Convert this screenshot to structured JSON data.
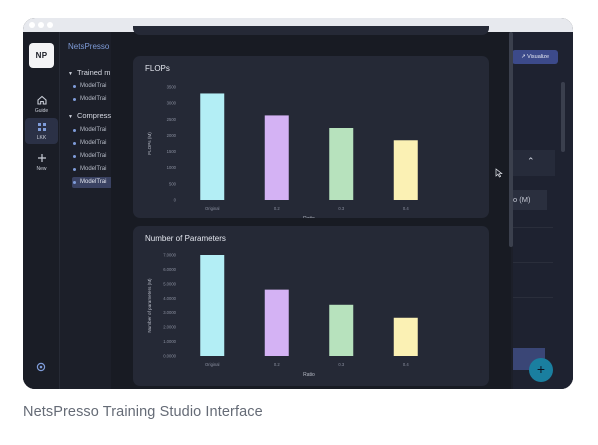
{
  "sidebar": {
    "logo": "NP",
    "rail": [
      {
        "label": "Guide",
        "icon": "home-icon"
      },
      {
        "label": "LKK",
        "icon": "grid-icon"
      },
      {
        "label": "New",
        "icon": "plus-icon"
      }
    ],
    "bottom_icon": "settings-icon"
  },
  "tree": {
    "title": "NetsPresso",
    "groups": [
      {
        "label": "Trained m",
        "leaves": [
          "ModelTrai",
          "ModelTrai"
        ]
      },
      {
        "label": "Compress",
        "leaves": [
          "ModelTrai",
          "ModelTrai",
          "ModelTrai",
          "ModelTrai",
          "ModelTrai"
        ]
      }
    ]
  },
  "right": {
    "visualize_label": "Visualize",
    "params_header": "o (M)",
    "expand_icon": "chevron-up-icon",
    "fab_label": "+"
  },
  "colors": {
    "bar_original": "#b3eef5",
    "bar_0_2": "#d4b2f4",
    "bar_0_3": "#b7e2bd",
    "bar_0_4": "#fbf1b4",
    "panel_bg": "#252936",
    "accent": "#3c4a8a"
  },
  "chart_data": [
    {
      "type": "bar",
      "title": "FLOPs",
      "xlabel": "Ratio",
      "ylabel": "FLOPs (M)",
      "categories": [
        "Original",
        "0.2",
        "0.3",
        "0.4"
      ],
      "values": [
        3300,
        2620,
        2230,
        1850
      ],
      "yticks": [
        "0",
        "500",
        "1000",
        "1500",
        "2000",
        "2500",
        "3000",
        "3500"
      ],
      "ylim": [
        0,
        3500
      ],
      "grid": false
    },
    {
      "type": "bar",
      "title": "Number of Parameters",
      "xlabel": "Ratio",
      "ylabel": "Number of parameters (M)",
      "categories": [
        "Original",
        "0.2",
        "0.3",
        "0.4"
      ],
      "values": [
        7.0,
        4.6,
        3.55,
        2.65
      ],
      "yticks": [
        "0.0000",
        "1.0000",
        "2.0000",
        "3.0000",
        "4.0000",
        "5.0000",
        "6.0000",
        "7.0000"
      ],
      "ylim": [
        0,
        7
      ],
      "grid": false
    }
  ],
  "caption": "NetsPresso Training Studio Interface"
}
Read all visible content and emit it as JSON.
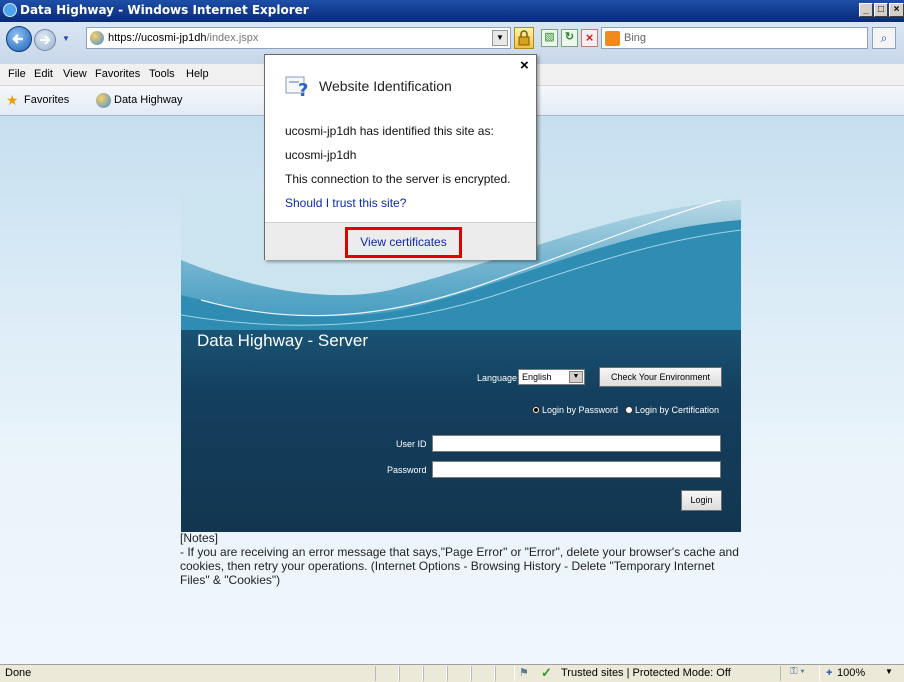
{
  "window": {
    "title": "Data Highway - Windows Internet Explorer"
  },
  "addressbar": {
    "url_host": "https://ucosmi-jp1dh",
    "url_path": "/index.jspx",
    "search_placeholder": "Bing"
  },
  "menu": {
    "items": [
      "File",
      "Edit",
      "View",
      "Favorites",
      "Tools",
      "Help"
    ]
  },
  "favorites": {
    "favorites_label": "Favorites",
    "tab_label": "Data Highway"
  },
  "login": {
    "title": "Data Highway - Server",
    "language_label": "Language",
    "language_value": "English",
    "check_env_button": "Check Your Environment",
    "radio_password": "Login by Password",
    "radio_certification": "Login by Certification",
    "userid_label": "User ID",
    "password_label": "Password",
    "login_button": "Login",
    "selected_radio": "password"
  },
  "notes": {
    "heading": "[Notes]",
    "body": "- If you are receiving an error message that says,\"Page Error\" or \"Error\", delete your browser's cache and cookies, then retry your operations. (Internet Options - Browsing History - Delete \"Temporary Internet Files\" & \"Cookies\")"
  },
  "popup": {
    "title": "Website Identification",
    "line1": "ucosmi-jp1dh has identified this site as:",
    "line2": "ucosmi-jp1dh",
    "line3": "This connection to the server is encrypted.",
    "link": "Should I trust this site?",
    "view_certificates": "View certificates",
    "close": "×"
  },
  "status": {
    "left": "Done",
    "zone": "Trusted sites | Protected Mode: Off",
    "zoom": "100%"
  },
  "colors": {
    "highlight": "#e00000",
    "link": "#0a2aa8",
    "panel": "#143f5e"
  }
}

---+---

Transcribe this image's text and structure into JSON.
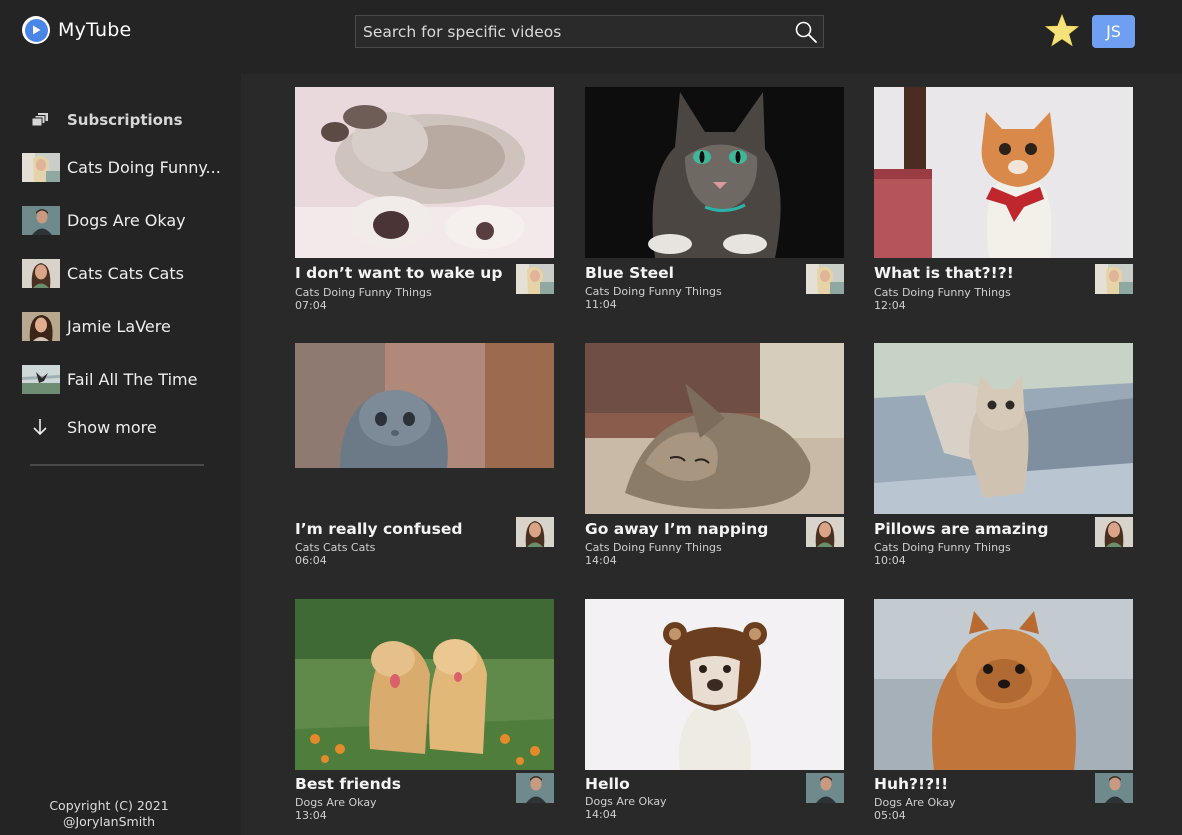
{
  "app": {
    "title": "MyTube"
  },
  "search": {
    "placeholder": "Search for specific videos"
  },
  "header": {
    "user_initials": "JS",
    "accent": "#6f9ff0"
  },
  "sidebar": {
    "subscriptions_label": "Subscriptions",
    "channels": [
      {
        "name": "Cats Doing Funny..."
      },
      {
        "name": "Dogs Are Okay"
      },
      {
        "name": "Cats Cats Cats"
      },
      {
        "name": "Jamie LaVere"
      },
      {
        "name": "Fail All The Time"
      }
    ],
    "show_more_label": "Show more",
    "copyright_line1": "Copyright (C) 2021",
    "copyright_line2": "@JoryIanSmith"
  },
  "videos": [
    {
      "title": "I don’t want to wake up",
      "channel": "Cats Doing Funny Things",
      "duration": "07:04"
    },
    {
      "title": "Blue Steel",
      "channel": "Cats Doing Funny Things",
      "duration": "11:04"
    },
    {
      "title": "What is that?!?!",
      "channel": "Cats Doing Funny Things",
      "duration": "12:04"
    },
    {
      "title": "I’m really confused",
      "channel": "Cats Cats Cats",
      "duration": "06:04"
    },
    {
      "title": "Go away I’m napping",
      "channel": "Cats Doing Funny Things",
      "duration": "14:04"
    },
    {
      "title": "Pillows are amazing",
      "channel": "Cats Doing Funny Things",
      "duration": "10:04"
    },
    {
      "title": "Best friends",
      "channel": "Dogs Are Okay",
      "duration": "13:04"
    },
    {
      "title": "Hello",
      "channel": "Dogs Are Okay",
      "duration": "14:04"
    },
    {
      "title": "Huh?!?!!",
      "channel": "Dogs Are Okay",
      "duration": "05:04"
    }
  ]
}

---+---

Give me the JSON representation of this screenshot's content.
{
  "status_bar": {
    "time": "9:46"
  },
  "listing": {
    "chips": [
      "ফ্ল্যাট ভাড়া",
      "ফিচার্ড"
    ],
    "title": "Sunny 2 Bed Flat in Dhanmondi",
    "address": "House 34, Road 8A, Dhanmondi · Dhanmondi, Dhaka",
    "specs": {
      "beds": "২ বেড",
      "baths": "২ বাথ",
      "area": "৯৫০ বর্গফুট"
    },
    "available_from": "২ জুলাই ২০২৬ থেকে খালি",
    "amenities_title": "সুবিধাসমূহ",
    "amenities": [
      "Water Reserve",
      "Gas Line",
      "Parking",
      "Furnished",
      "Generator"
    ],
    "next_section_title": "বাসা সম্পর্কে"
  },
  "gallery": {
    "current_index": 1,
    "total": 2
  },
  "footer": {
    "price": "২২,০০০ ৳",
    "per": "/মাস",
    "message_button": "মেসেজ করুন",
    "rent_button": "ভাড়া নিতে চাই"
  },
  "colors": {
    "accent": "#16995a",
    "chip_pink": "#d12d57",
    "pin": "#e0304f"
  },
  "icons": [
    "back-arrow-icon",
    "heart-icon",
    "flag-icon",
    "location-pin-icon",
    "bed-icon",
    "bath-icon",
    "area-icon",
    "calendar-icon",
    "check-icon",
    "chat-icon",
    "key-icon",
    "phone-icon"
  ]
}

---+---

-- THE REQUEST --
Each line above that includes "Number" should be shown.

-- REPLY --
      "title": "Number of Parameters",
      "ylabel": "Number of parameters (M)",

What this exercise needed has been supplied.